Objective
Copy out each line that includes the word "Информация".

Records shown
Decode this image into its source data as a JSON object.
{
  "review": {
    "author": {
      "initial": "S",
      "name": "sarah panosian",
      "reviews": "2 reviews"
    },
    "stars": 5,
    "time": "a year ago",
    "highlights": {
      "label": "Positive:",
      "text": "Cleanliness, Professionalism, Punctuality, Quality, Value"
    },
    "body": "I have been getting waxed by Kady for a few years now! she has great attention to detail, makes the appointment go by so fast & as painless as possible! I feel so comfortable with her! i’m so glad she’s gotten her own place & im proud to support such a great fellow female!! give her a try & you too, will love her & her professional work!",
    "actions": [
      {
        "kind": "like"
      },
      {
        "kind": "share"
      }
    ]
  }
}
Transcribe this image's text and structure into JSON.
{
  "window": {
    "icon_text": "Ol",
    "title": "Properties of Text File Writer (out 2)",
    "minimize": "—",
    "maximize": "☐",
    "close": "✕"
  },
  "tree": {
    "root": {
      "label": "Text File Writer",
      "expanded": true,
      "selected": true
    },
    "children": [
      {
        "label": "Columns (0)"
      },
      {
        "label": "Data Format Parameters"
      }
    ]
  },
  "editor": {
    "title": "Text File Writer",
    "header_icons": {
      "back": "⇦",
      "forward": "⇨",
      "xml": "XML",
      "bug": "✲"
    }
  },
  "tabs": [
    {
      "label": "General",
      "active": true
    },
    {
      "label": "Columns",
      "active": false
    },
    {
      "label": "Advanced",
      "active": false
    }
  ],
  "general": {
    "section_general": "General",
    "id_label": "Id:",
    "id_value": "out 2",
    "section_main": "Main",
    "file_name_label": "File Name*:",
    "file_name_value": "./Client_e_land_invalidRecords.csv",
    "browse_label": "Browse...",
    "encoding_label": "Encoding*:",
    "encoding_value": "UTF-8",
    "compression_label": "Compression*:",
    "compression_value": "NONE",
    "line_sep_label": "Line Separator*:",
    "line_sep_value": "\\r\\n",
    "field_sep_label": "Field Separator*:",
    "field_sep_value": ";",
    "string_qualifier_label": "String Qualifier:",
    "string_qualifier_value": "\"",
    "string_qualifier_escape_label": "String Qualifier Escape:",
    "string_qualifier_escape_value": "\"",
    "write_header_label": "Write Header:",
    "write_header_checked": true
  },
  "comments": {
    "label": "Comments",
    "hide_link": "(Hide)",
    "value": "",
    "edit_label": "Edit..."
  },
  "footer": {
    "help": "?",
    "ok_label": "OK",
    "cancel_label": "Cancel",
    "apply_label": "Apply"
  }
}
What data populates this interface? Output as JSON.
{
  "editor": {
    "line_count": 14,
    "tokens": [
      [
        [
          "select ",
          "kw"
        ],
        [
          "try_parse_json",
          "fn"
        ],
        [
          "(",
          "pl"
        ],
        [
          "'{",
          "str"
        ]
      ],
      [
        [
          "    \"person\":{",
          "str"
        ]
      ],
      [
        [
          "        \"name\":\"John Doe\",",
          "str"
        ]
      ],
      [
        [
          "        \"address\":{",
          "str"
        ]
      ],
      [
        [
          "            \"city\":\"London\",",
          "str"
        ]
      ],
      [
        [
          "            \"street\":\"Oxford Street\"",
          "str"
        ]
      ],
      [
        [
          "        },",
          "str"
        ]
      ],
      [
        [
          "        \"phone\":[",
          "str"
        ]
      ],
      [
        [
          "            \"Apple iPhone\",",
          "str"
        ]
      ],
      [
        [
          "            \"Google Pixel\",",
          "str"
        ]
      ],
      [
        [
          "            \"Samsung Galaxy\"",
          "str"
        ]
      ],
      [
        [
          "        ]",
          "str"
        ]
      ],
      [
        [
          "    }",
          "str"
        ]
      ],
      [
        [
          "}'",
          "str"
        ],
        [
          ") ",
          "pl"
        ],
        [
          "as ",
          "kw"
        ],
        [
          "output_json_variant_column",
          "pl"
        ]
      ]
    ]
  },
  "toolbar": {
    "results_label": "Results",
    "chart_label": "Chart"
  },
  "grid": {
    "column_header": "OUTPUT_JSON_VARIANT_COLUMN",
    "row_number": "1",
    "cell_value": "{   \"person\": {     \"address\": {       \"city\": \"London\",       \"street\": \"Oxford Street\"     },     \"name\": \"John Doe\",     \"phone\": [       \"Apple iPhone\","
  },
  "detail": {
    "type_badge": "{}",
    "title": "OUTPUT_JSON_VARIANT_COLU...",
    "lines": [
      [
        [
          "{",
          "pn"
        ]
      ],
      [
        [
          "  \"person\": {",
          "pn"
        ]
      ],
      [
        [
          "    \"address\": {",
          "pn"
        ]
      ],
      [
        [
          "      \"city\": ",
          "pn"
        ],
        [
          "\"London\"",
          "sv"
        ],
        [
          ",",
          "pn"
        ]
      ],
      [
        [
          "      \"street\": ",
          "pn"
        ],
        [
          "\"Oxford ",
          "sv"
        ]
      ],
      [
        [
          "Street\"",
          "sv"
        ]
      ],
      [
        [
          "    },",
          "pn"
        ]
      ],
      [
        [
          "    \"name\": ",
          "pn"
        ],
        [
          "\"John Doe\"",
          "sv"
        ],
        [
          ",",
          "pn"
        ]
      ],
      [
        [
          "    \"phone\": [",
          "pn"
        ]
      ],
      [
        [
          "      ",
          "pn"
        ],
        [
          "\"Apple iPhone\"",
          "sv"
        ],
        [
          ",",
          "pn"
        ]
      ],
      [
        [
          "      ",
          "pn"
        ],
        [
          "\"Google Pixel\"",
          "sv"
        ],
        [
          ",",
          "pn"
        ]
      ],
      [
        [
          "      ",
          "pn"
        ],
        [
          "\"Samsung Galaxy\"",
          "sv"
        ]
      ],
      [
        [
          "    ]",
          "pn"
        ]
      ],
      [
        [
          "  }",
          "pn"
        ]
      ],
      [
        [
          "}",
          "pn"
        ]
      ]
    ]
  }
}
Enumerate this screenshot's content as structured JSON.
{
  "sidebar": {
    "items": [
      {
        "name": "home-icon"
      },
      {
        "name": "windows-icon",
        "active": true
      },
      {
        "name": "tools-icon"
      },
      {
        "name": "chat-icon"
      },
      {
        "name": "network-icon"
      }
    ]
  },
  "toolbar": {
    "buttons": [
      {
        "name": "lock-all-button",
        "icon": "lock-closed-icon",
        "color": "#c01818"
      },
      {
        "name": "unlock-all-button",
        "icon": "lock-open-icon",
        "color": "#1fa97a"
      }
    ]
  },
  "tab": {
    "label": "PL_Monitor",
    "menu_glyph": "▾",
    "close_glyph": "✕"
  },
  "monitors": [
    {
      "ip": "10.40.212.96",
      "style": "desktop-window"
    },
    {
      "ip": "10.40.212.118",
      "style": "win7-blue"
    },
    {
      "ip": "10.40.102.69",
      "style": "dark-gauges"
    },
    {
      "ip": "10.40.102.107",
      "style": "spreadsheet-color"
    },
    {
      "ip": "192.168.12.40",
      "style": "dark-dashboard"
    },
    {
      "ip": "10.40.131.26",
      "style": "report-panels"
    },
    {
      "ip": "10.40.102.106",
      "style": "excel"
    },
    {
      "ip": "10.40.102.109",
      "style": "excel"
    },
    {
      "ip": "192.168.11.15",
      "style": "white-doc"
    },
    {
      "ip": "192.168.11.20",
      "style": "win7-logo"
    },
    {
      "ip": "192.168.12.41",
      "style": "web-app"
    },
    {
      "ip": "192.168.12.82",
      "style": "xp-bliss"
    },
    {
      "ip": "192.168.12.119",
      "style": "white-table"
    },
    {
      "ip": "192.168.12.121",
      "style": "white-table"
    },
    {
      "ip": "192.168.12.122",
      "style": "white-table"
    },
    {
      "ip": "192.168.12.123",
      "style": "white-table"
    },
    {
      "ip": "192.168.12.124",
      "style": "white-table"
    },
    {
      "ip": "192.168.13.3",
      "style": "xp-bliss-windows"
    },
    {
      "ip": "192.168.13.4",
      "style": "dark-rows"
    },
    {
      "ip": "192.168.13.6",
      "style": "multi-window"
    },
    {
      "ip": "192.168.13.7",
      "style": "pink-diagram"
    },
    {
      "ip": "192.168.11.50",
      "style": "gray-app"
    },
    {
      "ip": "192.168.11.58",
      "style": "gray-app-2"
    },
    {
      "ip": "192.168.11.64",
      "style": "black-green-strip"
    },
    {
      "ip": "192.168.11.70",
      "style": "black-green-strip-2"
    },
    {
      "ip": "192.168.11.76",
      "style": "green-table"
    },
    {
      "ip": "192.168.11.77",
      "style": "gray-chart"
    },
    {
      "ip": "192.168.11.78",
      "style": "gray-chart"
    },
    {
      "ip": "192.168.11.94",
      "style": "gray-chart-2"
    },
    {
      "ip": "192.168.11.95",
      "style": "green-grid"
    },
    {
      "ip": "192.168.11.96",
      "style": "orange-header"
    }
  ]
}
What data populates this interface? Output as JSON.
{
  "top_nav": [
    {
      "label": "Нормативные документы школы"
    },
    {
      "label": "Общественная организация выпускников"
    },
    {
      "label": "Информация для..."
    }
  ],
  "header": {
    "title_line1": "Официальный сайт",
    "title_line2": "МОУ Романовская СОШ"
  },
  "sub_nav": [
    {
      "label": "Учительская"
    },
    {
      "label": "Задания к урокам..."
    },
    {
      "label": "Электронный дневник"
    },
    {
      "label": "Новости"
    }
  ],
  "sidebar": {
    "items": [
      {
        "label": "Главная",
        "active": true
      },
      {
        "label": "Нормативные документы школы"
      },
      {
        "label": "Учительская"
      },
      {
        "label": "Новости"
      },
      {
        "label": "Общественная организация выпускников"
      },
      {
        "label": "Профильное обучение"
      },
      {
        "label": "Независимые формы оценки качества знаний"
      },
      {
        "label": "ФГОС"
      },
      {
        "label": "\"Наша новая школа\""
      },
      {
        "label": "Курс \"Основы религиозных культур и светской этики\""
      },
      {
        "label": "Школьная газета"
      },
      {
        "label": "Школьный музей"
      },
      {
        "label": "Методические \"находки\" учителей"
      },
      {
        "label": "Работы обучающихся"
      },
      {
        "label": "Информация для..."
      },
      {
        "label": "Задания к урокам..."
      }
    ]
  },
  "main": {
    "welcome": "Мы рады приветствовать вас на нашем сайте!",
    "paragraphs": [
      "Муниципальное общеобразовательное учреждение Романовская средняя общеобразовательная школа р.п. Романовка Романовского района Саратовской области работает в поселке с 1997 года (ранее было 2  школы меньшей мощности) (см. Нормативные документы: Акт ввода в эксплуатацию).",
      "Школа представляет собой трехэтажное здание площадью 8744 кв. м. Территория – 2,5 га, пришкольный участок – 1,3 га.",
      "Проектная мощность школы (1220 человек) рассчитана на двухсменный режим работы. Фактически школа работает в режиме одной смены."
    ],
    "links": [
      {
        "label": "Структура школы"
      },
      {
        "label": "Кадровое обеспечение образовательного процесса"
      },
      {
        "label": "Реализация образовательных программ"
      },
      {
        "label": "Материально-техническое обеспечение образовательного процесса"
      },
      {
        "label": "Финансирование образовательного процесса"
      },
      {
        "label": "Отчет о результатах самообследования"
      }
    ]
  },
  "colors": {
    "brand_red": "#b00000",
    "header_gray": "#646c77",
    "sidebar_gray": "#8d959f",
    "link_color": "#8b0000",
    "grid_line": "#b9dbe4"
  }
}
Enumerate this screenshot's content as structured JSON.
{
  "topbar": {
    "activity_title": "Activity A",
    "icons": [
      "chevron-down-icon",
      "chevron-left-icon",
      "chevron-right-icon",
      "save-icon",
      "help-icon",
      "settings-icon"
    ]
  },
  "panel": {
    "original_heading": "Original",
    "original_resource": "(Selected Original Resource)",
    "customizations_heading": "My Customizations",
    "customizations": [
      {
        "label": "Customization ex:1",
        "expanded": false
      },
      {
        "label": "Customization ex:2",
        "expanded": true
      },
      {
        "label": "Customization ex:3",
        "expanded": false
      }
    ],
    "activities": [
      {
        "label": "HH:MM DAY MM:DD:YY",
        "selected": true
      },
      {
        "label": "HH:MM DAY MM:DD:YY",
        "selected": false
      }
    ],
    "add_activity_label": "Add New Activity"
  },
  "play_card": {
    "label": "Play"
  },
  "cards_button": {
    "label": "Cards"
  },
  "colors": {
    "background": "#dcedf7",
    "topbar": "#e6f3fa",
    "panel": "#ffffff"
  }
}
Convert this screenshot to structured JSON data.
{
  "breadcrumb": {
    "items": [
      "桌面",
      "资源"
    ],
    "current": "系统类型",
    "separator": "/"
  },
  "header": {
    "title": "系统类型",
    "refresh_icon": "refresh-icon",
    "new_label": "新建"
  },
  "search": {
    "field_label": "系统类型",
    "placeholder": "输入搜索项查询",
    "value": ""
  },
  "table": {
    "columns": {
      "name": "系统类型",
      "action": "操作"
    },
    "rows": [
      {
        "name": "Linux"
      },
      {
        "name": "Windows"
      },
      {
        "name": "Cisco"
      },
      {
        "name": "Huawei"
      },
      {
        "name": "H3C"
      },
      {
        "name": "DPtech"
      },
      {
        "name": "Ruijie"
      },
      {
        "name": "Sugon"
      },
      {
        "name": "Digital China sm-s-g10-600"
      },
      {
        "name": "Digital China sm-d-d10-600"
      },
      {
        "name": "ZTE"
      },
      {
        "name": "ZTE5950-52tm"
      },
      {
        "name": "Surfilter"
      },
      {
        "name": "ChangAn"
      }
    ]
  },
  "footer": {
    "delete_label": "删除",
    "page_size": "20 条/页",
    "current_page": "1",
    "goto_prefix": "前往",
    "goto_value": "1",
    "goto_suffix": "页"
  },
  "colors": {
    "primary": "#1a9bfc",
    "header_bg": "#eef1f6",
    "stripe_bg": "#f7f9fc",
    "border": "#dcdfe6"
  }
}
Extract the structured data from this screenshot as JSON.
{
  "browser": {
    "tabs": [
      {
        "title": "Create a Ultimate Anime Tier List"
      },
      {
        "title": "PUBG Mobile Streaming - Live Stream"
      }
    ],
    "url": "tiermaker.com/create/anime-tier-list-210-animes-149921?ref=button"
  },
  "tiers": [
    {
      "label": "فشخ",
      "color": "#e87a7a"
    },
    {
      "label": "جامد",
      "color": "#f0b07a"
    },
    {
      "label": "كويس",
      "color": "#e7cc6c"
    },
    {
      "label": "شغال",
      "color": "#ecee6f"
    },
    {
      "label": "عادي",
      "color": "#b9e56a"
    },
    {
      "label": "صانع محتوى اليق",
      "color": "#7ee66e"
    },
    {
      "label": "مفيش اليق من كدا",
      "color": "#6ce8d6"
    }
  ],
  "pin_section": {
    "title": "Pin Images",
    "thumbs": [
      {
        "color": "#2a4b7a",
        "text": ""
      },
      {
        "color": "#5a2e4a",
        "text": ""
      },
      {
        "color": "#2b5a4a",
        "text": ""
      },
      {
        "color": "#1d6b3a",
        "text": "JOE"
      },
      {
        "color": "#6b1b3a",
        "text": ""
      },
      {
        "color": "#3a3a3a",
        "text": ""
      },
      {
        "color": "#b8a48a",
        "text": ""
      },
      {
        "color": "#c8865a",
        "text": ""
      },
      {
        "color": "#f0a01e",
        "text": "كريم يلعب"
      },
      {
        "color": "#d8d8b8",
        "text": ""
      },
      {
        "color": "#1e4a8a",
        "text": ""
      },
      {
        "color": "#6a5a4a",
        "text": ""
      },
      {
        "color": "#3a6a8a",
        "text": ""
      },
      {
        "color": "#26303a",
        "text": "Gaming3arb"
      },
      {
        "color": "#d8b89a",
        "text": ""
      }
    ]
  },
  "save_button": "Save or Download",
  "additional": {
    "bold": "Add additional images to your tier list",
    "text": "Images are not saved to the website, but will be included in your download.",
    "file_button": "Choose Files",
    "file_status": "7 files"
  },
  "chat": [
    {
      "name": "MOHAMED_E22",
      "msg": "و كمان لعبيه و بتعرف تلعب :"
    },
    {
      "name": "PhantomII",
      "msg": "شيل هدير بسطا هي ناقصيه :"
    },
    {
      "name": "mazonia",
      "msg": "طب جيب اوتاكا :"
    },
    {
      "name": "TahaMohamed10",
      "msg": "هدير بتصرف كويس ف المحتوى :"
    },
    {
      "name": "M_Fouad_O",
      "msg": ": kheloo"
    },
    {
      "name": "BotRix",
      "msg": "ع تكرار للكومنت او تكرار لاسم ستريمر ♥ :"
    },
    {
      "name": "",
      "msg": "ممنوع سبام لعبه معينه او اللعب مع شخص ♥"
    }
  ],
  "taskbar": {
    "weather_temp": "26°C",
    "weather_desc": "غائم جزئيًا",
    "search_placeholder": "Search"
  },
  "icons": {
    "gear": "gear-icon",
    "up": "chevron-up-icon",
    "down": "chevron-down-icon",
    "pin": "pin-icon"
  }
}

Solved exercise
      "label": "Информация для..."
        "label": "Информация для..."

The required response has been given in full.